--- BEGIN Records provided ---

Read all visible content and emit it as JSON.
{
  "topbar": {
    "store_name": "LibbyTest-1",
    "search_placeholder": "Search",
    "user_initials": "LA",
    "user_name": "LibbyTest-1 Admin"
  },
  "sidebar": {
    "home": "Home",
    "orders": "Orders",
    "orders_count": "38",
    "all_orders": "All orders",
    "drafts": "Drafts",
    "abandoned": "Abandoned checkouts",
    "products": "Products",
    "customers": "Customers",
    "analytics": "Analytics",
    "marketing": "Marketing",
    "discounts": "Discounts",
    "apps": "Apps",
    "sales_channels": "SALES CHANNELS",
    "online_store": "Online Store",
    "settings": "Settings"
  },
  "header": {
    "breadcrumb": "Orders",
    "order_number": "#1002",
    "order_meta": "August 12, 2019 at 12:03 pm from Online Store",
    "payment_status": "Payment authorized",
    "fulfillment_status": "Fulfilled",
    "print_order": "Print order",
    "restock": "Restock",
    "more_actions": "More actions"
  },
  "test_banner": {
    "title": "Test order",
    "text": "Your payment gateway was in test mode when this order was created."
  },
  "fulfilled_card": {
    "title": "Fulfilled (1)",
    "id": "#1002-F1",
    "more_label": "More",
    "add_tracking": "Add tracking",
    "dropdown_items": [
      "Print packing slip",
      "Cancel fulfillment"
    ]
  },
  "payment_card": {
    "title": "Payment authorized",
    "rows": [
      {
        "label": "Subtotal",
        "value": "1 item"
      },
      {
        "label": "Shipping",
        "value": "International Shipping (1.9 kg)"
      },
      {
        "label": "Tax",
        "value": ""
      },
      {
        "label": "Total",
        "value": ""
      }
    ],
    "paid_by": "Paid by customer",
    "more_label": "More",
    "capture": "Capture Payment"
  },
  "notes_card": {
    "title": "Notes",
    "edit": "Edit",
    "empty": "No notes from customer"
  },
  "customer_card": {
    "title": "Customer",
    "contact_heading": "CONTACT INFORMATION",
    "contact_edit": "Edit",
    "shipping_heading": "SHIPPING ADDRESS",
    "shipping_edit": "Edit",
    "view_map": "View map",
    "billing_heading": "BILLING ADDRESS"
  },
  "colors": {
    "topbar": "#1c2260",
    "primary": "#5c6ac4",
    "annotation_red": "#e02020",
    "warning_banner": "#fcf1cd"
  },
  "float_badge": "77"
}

--- END Records provided ---
--- BEGIN Records provided ---

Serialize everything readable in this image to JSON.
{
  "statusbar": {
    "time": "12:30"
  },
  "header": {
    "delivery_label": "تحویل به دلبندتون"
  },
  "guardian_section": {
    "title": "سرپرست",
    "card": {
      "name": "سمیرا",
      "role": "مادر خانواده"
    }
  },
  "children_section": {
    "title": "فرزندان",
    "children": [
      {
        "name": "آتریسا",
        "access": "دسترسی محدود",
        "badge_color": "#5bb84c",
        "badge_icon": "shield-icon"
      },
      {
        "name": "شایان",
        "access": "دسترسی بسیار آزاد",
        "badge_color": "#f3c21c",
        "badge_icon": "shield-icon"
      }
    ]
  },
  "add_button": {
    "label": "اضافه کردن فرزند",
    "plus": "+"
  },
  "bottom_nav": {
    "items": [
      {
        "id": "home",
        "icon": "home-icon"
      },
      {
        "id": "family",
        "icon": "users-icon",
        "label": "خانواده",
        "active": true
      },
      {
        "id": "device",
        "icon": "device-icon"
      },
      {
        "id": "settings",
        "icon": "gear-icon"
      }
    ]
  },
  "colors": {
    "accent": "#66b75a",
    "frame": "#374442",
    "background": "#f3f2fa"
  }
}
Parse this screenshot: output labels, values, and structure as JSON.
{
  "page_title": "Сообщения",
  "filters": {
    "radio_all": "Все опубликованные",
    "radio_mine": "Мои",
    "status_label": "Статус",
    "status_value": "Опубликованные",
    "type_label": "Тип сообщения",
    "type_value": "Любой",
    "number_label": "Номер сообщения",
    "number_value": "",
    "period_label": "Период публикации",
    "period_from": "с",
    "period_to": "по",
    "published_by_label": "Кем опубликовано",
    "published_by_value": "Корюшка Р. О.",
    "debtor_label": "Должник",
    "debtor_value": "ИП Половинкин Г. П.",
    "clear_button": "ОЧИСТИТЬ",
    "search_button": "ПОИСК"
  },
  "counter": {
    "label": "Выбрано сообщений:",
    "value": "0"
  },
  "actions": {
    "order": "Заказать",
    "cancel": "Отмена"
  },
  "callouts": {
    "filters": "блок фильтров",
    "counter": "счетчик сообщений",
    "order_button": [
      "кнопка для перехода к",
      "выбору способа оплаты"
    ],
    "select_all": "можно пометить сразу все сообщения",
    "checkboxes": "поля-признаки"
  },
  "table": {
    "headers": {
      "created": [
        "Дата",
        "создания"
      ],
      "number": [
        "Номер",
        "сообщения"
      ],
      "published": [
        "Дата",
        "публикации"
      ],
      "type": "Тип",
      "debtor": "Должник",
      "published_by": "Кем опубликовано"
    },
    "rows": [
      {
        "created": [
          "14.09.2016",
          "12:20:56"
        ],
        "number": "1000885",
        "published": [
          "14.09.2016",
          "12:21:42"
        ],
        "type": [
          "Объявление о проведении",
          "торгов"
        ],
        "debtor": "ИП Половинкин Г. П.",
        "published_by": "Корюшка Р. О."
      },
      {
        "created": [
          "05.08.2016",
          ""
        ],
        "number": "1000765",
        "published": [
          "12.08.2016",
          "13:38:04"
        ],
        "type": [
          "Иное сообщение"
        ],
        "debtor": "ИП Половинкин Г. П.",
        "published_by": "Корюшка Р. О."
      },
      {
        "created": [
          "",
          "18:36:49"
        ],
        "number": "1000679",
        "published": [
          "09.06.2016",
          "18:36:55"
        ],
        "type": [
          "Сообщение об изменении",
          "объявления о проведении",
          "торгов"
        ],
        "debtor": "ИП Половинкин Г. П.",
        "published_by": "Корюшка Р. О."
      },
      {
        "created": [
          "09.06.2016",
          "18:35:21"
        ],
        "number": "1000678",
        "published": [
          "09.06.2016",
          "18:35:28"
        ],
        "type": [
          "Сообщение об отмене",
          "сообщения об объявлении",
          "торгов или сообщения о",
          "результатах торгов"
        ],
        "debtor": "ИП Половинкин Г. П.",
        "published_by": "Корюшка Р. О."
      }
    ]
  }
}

--- END Records provided ---

* Exercise directions: Each line above that holds the string "authorized" should be copied and shown.

* The reply:
    "payment_status": "Payment authorized",
    "title": "Payment authorized",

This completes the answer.